* [EXERCISE AIM]: Put every line of the records below into a Markdown table with two columns, Number and Line, giving each row its number and leaving out blank lines.

/---

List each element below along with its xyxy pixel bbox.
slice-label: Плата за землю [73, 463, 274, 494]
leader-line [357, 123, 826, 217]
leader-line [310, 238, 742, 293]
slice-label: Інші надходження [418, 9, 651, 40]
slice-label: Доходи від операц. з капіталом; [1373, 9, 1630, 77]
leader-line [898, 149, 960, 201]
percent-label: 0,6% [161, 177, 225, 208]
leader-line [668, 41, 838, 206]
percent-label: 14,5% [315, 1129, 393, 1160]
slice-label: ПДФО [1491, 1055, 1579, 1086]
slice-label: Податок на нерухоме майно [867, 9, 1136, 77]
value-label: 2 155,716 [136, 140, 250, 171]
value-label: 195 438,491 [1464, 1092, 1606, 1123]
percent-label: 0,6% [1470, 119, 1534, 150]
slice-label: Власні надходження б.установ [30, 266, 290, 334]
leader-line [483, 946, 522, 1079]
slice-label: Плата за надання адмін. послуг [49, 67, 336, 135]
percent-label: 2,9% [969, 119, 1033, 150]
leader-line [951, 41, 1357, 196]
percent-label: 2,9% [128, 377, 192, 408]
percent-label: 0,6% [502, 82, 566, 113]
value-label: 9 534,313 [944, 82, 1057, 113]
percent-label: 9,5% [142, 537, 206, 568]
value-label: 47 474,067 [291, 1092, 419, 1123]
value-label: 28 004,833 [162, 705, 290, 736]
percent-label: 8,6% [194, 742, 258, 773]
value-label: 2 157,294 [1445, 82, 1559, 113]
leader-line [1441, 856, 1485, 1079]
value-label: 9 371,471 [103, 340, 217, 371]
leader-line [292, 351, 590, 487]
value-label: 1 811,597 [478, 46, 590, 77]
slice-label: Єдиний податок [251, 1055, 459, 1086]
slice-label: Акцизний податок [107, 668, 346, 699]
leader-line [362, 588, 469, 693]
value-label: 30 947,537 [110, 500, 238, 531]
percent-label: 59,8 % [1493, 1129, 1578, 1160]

\---

* [EXPECTED ANSWER]:
| Number | Line |
|---|---|
| 1 | List each element below along with its xyxy pixel bbox. |
| 2 | slice-label: Плата за землю [73, 463, 274, 494] |
| 3 | leader-line [357, 123, 826, 217] |
| 4 | leader-line [310, 238, 742, 293] |
| 5 | slice-label: Інші надходження [418, 9, 651, 40] |
| 6 | slice-label: Доходи від операц. з капіталом; [1373, 9, 1630, 77] |
| 7 | leader-line [898, 149, 960, 201] |
| 8 | percent-label: 0,6% [161, 177, 225, 208] |
| 9 | leader-line [668, 41, 838, 206] |
| 10 | percent-label: 14,5% [315, 1129, 393, 1160] |
| 11 | slice-label: ПДФО [1491, 1055, 1579, 1086] |
| 12 | slice-label: Податок на нерухоме майно [867, 9, 1136, 77] |
| 13 | value-label: 2 155,716 [136, 140, 250, 171] |
| 14 | value-label: 195 438,491 [1464, 1092, 1606, 1123] |
| 15 | percent-label: 0,6% [1470, 119, 1534, 150] |
| 16 | slice-label: Власні надходження б.установ [30, 266, 290, 334] |
| 17 | leader-line [483, 946, 522, 1079] |
| 18 | slice-label: Плата за надання адмін. послуг [49, 67, 336, 135] |
| 19 | percent-label: 2,9% [969, 119, 1033, 150] |
| 20 | leader-line [951, 41, 1357, 196] |
| 21 | percent-label: 2,9% [128, 377, 192, 408] |
| 22 | percent-label: 0,6% [502, 82, 566, 113] |
| 23 | value-label: 9 534,313 [944, 82, 1057, 113] |
| 24 | percent-label: 9,5% [142, 537, 206, 568] |
| 25 | value-label: 47 474,067 [291, 1092, 419, 1123] |
| 26 | value-label: 28 004,833 [162, 705, 290, 736] |
| 27 | percent-label: 8,6% [194, 742, 258, 773] |
| 28 | value-label: 2 157,294 [1445, 82, 1559, 113] |
| 29 | leader-line [1441, 856, 1485, 1079] |
| 30 | value-label: 9 371,471 [103, 340, 217, 371] |
| 31 | leader-line [292, 351, 590, 487] |
| 32 | value-label: 1 811,597 [478, 46, 590, 77] |
| 33 | slice-label: Єдиний податок [251, 1055, 459, 1086] |
| 34 | slice-label: Акцизний податок [107, 668, 346, 699] |
| 35 | leader-line [362, 588, 469, 693] |
| 36 | value-label: 30 947,537 [110, 500, 238, 531] |
| 37 | percent-label: 59,8 % [1493, 1129, 1578, 1160] |